## EXERCISE INSTRUCTIONS
Gather, from the listing beneath this task, every line holding the string "dales".

** begin RECORDED INFORMATION **

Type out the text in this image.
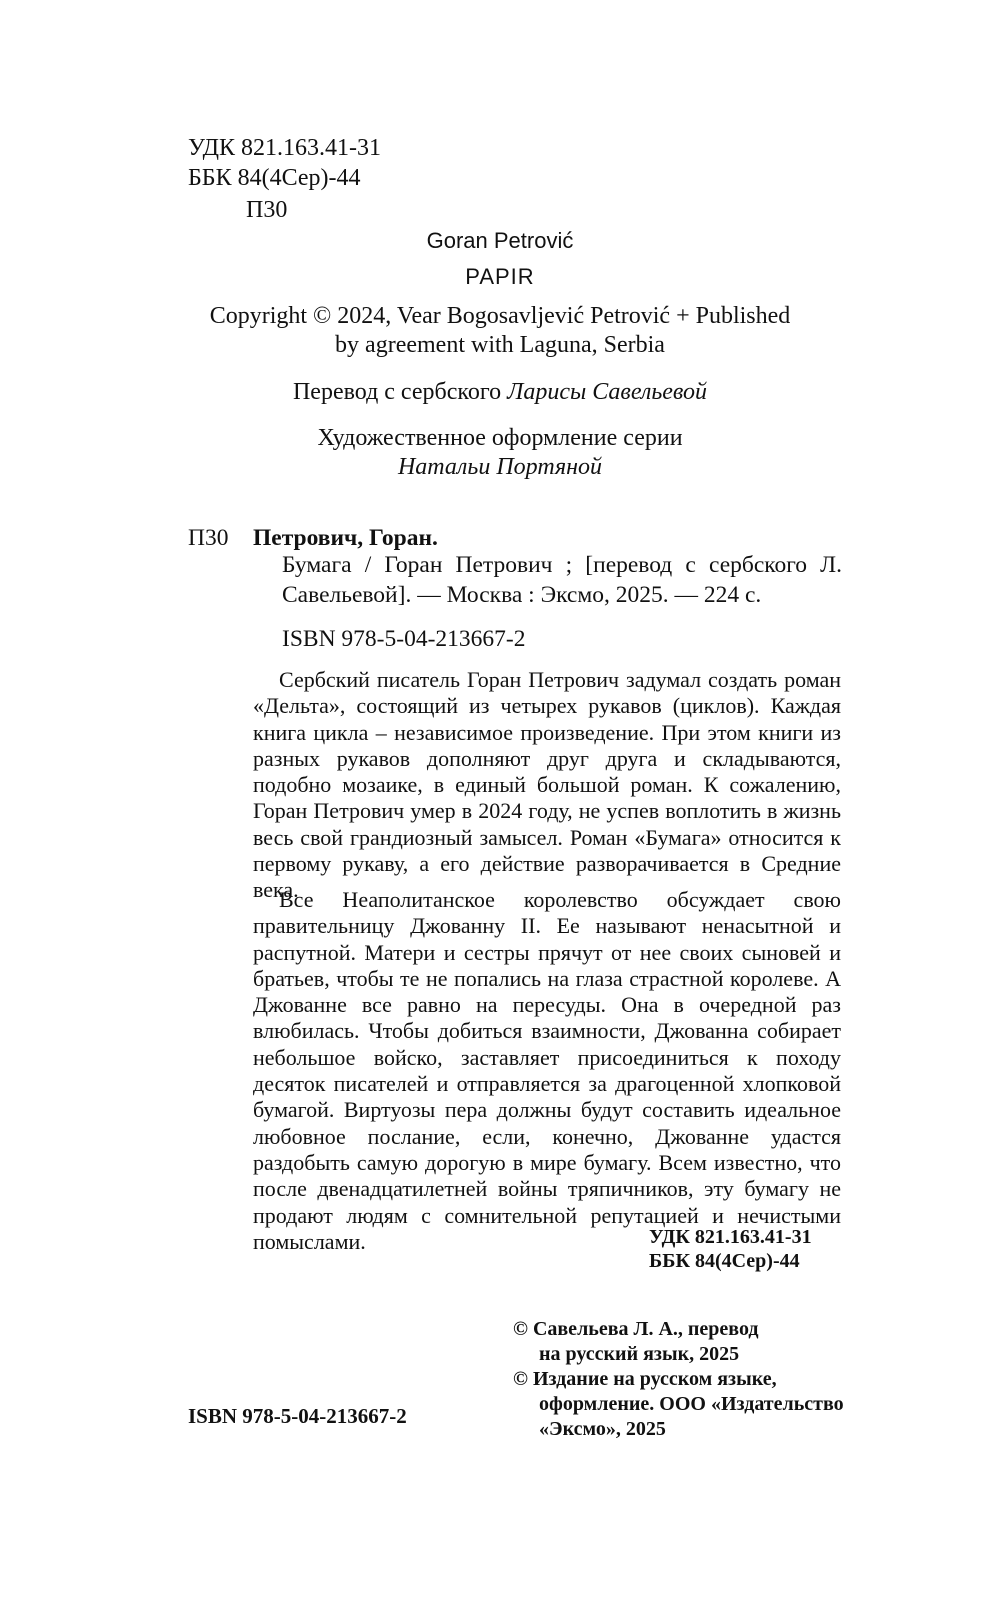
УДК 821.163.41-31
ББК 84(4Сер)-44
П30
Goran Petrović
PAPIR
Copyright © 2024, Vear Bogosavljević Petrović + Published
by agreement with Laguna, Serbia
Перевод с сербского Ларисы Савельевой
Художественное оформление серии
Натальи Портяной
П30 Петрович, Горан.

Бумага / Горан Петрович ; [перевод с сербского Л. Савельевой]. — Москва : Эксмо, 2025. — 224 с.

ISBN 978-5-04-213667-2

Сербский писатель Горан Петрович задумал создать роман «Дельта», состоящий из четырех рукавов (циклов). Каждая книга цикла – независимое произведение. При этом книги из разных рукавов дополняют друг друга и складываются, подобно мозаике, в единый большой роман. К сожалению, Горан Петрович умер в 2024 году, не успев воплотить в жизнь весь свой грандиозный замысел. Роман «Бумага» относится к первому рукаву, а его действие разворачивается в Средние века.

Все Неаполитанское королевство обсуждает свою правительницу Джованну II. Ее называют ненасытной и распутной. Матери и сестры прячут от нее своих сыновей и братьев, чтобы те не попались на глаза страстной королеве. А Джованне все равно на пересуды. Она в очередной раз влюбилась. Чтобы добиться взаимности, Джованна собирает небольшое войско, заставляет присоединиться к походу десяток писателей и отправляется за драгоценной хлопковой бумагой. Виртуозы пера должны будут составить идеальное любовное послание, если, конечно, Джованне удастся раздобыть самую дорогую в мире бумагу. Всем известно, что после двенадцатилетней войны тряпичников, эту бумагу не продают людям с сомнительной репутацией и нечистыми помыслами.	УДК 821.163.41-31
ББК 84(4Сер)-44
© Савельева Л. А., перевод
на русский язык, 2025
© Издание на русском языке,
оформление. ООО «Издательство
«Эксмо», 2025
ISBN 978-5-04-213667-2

** end RECORDED INFORMATION **
** begin RECORDED INFORMATION **

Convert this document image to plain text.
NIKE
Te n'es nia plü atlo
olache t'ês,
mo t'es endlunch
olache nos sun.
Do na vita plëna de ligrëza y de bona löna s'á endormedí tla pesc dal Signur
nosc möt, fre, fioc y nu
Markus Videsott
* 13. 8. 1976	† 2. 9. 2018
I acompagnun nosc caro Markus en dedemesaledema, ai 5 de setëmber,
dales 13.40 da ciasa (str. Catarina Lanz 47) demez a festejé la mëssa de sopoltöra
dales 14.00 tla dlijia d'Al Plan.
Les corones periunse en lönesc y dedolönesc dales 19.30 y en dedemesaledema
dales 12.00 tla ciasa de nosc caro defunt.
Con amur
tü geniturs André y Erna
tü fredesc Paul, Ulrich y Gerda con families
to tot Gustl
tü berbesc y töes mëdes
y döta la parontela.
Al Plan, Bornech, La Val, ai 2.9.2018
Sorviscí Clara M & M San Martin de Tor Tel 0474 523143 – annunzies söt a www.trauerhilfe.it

** end RECORDED INFORMATION **

## EXPECTED ANSWER
dales 13.40 da ciasa (str. Catarina Lanz 47) demez a festejé la mëssa de sopoltöra
dales 14.00 tla dlijia d'Al Plan.
Les corones periunse en lönesc y dedolönesc dales 19.30 y en dedemesaledema
dales 12.00 tla ciasa de nosc caro defunt.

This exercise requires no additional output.